** Opening Data shown block **
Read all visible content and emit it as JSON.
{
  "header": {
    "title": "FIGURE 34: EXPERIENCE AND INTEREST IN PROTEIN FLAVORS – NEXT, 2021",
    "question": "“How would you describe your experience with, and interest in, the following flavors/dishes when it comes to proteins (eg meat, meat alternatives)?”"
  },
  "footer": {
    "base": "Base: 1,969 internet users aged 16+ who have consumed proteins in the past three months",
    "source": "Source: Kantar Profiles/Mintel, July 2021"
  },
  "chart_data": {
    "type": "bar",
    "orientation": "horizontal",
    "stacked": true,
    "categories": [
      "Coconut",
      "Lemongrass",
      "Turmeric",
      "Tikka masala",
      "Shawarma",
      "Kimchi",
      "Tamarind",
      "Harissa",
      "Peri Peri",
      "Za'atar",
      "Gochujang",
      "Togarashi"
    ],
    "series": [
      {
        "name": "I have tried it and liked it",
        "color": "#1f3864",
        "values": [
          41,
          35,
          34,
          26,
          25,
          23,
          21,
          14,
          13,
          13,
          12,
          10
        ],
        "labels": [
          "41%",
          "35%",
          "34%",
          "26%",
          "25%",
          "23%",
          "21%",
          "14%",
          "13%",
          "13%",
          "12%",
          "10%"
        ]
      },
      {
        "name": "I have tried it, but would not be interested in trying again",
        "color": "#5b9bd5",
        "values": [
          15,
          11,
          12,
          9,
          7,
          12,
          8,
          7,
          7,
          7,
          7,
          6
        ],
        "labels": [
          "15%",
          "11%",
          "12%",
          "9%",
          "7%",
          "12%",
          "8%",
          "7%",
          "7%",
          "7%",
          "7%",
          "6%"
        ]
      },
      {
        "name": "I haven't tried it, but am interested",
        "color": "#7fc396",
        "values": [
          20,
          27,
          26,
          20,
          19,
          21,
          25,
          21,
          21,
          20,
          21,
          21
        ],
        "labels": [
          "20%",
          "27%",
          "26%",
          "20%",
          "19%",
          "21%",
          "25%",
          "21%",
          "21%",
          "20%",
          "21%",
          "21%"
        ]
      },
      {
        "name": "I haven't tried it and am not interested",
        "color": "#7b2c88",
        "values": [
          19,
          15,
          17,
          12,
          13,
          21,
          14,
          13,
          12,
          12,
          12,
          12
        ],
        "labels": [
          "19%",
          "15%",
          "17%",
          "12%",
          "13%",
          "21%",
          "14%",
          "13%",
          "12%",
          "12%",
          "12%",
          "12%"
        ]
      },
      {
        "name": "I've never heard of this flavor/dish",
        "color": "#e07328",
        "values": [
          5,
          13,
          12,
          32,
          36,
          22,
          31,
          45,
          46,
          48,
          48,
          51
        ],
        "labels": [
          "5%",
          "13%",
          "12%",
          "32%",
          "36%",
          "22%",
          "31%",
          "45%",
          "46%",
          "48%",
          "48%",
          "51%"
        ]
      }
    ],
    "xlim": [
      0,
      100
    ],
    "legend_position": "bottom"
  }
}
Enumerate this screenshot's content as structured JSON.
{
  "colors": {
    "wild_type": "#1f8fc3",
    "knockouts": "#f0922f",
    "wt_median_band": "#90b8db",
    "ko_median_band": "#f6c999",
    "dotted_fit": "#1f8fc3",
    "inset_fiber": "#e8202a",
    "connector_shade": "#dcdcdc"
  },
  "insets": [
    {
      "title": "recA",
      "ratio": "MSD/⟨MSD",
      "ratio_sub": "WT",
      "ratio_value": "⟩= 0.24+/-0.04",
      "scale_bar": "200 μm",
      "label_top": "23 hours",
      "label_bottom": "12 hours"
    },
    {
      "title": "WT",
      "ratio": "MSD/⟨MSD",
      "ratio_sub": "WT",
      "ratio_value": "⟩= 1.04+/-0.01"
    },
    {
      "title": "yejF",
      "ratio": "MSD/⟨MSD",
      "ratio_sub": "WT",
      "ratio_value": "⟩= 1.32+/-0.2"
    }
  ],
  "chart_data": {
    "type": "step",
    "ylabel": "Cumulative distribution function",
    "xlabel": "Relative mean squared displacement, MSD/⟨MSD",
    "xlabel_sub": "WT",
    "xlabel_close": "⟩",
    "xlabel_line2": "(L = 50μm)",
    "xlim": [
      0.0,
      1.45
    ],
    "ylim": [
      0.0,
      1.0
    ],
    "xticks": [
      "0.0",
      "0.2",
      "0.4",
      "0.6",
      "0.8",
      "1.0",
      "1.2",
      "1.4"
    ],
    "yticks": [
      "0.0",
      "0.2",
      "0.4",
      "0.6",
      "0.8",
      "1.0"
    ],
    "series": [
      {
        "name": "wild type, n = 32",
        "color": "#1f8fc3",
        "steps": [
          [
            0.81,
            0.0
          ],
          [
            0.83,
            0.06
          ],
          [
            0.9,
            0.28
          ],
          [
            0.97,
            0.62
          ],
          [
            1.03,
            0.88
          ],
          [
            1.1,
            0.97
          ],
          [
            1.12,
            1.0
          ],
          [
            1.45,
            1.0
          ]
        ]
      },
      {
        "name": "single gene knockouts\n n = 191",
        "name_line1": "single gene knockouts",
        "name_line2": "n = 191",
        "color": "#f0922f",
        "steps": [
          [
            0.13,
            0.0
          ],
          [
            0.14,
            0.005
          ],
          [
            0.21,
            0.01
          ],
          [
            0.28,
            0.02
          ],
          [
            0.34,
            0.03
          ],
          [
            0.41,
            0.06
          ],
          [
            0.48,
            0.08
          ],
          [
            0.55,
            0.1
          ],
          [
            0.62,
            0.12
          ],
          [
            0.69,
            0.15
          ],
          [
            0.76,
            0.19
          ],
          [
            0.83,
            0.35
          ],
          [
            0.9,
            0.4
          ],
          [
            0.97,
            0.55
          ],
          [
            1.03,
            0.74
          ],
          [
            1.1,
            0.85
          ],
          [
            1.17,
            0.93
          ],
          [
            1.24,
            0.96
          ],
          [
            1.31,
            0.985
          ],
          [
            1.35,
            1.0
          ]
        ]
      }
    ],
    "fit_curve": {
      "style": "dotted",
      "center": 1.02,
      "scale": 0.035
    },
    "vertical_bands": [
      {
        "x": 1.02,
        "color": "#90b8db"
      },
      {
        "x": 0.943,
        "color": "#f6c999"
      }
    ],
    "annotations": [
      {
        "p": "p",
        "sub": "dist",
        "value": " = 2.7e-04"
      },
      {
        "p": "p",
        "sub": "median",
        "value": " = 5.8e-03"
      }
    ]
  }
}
** Closing Data shown block **
Problem statement: The word "knockouts" may appear in several lines of the data; copy every line where it does.

Solution to this task:
    "knockouts": "#f0922f",
        "name": "single gene knockouts\n n = 191",
        "name_line1": "single gene knockouts",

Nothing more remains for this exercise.